*Written request*
Give the data a second time, exactly and in full.
## Begin Data to process
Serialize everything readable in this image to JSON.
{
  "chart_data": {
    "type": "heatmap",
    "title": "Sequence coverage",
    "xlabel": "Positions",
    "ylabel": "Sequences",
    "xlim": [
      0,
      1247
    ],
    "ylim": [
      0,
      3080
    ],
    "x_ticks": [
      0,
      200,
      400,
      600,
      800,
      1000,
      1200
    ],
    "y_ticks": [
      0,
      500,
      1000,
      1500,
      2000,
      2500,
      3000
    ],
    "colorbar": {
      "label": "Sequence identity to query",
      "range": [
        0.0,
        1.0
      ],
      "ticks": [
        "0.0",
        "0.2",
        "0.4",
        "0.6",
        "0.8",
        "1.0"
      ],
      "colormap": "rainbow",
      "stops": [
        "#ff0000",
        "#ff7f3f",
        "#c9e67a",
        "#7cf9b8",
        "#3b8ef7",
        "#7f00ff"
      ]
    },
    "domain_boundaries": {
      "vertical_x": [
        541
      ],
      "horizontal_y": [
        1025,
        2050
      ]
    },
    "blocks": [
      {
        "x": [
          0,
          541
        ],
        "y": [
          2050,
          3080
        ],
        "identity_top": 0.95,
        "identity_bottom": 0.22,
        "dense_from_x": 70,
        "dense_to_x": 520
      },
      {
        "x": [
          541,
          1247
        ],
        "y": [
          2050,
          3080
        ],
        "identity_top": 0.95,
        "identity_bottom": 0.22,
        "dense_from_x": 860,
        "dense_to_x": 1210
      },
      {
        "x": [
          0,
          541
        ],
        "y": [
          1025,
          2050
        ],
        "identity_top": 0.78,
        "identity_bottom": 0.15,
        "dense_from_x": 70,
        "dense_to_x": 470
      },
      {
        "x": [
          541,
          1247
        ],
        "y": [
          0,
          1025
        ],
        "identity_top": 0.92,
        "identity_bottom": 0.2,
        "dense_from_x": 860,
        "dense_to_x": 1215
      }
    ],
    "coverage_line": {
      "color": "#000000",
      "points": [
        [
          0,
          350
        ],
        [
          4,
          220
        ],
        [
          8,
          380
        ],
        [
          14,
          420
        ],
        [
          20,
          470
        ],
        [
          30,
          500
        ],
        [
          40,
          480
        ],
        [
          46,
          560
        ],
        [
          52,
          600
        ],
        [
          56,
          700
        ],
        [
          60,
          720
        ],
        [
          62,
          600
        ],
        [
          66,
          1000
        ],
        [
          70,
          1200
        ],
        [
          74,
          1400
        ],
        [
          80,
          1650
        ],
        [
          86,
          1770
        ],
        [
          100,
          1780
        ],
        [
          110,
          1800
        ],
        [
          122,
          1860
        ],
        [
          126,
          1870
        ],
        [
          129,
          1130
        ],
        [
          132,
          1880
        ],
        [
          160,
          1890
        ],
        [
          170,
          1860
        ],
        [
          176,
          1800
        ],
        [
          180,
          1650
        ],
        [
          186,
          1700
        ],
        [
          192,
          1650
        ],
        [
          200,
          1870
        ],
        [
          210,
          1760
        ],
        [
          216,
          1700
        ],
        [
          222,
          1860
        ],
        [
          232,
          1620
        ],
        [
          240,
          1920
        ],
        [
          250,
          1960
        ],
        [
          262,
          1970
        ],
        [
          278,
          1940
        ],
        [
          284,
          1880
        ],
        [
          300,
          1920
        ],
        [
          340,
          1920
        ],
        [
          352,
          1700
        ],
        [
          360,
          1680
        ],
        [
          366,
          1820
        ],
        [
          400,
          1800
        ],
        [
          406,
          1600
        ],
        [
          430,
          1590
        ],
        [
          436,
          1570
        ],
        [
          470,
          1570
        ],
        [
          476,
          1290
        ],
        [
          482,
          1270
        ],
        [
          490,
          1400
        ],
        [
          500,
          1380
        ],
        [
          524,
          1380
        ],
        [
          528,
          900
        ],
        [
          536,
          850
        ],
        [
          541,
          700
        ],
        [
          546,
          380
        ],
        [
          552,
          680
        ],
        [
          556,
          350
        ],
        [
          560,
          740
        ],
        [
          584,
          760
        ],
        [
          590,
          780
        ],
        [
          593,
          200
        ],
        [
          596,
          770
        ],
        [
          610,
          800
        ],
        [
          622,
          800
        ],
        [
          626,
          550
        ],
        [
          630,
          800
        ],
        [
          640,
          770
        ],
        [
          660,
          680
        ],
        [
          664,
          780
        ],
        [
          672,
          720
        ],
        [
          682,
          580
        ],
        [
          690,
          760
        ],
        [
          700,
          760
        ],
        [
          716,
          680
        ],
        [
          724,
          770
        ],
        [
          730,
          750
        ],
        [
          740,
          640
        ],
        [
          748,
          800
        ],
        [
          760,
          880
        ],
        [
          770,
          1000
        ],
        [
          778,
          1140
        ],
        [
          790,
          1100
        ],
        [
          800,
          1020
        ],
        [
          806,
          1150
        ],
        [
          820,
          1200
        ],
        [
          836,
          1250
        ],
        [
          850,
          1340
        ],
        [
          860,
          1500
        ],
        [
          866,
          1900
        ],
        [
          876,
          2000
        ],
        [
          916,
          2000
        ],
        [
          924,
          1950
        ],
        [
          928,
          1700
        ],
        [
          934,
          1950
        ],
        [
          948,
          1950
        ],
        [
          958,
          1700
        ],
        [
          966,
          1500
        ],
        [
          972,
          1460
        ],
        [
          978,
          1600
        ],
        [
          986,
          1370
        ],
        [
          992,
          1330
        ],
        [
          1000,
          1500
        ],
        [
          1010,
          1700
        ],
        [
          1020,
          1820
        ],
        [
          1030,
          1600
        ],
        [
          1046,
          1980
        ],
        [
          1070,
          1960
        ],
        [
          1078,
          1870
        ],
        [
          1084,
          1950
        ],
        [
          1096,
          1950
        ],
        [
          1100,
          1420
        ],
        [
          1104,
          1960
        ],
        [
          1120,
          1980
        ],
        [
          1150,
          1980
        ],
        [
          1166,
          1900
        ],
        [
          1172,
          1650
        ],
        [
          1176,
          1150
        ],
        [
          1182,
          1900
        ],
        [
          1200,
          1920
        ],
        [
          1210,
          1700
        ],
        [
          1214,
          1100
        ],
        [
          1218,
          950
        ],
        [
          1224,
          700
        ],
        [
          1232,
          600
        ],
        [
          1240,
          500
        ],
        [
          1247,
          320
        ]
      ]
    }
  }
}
## End Data to process
*Task result*
Serialize everything readable in this image to JSON.
{
  "chart_data": {
    "type": "heatmap",
    "title": "Sequence coverage",
    "xlabel": "Positions",
    "ylabel": "Sequences",
    "xlim": [
      0,
      1247
    ],
    "ylim": [
      0,
      3080
    ],
    "x_ticks": [
      0,
      200,
      400,
      600,
      800,
      1000,
      1200
    ],
    "y_ticks": [
      0,
      500,
      1000,
      1500,
      2000,
      2500,
      3000
    ],
    "colorbar": {
      "label": "Sequence identity to query",
      "range": [
        0.0,
        1.0
      ],
      "ticks": [
        "0.0",
        "0.2",
        "0.4",
        "0.6",
        "0.8",
        "1.0"
      ],
      "colormap": "rainbow",
      "stops": [
        "#ff0000",
        "#ff7f3f",
        "#c9e67a",
        "#7cf9b8",
        "#3b8ef7",
        "#7f00ff"
      ]
    },
    "domain_boundaries": {
      "vertical_x": [
        541
      ],
      "horizontal_y": [
        1025,
        2050
      ]
    },
    "blocks": [
      {
        "x": [
          0,
          541
        ],
        "y": [
          2050,
          3080
        ],
        "identity_top": 0.95,
        "identity_bottom": 0.22,
        "dense_from_x": 70,
        "dense_to_x": 520
      },
      {
        "x": [
          541,
          1247
        ],
        "y": [
          2050,
          3080
        ],
        "identity_top": 0.95,
        "identity_bottom": 0.22,
        "dense_from_x": 860,
        "dense_to_x": 1210
      },
      {
        "x": [
          0,
          541
        ],
        "y": [
          1025,
          2050
        ],
        "identity_top": 0.78,
        "identity_bottom": 0.15,
        "dense_from_x": 70,
        "dense_to_x": 470
      },
      {
        "x": [
          541,
          1247
        ],
        "y": [
          0,
          1025
        ],
        "identity_top": 0.92,
        "identity_bottom": 0.2,
        "dense_from_x": 860,
        "dense_to_x": 1215
      }
    ],
    "coverage_line": {
      "color": "#000000",
      "points": [
        [
          0,
          350
        ],
        [
          4,
          220
        ],
        [
          8,
          380
        ],
        [
          14,
          420
        ],
        [
          20,
          470
        ],
        [
          30,
          500
        ],
        [
          40,
          480
        ],
        [
          46,
          560
        ],
        [
          52,
          600
        ],
        [
          56,
          700
        ],
        [
          60,
          720
        ],
        [
          62,
          600
        ],
        [
          66,
          1000
        ],
        [
          70,
          1200
        ],
        [
          74,
          1400
        ],
        [
          80,
          1650
        ],
        [
          86,
          1770
        ],
        [
          100,
          1780
        ],
        [
          110,
          1800
        ],
        [
          122,
          1860
        ],
        [
          126,
          1870
        ],
        [
          129,
          1130
        ],
        [
          132,
          1880
        ],
        [
          160,
          1890
        ],
        [
          170,
          1860
        ],
        [
          176,
          1800
        ],
        [
          180,
          1650
        ],
        [
          186,
          1700
        ],
        [
          192,
          1650
        ],
        [
          200,
          1870
        ],
        [
          210,
          1760
        ],
        [
          216,
          1700
        ],
        [
          222,
          1860
        ],
        [
          232,
          1620
        ],
        [
          240,
          1920
        ],
        [
          250,
          1960
        ],
        [
          262,
          1970
        ],
        [
          278,
          1940
        ],
        [
          284,
          1880
        ],
        [
          300,
          1920
        ],
        [
          340,
          1920
        ],
        [
          352,
          1700
        ],
        [
          360,
          1680
        ],
        [
          366,
          1820
        ],
        [
          400,
          1800
        ],
        [
          406,
          1600
        ],
        [
          430,
          1590
        ],
        [
          436,
          1570
        ],
        [
          470,
          1570
        ],
        [
          476,
          1290
        ],
        [
          482,
          1270
        ],
        [
          490,
          1400
        ],
        [
          500,
          1380
        ],
        [
          524,
          1380
        ],
        [
          528,
          900
        ],
        [
          536,
          850
        ],
        [
          541,
          700
        ],
        [
          546,
          380
        ],
        [
          552,
          680
        ],
        [
          556,
          350
        ],
        [
          560,
          740
        ],
        [
          584,
          760
        ],
        [
          590,
          780
        ],
        [
          593,
          200
        ],
        [
          596,
          770
        ],
        [
          610,
          800
        ],
        [
          622,
          800
        ],
        [
          626,
          550
        ],
        [
          630,
          800
        ],
        [
          640,
          770
        ],
        [
          660,
          680
        ],
        [
          664,
          780
        ],
        [
          672,
          720
        ],
        [
          682,
          580
        ],
        [
          690,
          760
        ],
        [
          700,
          760
        ],
        [
          716,
          680
        ],
        [
          724,
          770
        ],
        [
          730,
          750
        ],
        [
          740,
          640
        ],
        [
          748,
          800
        ],
        [
          760,
          880
        ],
        [
          770,
          1000
        ],
        [
          778,
          1140
        ],
        [
          790,
          1100
        ],
        [
          800,
          1020
        ],
        [
          806,
          1150
        ],
        [
          820,
          1200
        ],
        [
          836,
          1250
        ],
        [
          850,
          1340
        ],
        [
          860,
          1500
        ],
        [
          866,
          1900
        ],
        [
          876,
          2000
        ],
        [
          916,
          2000
        ],
        [
          924,
          1950
        ],
        [
          928,
          1700
        ],
        [
          934,
          1950
        ],
        [
          948,
          1950
        ],
        [
          958,
          1700
        ],
        [
          966,
          1500
        ],
        [
          972,
          1460
        ],
        [
          978,
          1600
        ],
        [
          986,
          1370
        ],
        [
          992,
          1330
        ],
        [
          1000,
          1500
        ],
        [
          1010,
          1700
        ],
        [
          1020,
          1820
        ],
        [
          1030,
          1600
        ],
        [
          1046,
          1980
        ],
        [
          1070,
          1960
        ],
        [
          1078,
          1870
        ],
        [
          1084,
          1950
        ],
        [
          1096,
          1950
        ],
        [
          1100,
          1420
        ],
        [
          1104,
          1960
        ],
        [
          1120,
          1980
        ],
        [
          1150,
          1980
        ],
        [
          1166,
          1900
        ],
        [
          1172,
          1650
        ],
        [
          1176,
          1150
        ],
        [
          1182,
          1900
        ],
        [
          1200,
          1920
        ],
        [
          1210,
          1700
        ],
        [
          1214,
          1100
        ],
        [
          1218,
          950
        ],
        [
          1224,
          700
        ],
        [
          1232,
          600
        ],
        [
          1240,
          500
        ],
        [
          1247,
          320
        ]
      ]
    }
  }
}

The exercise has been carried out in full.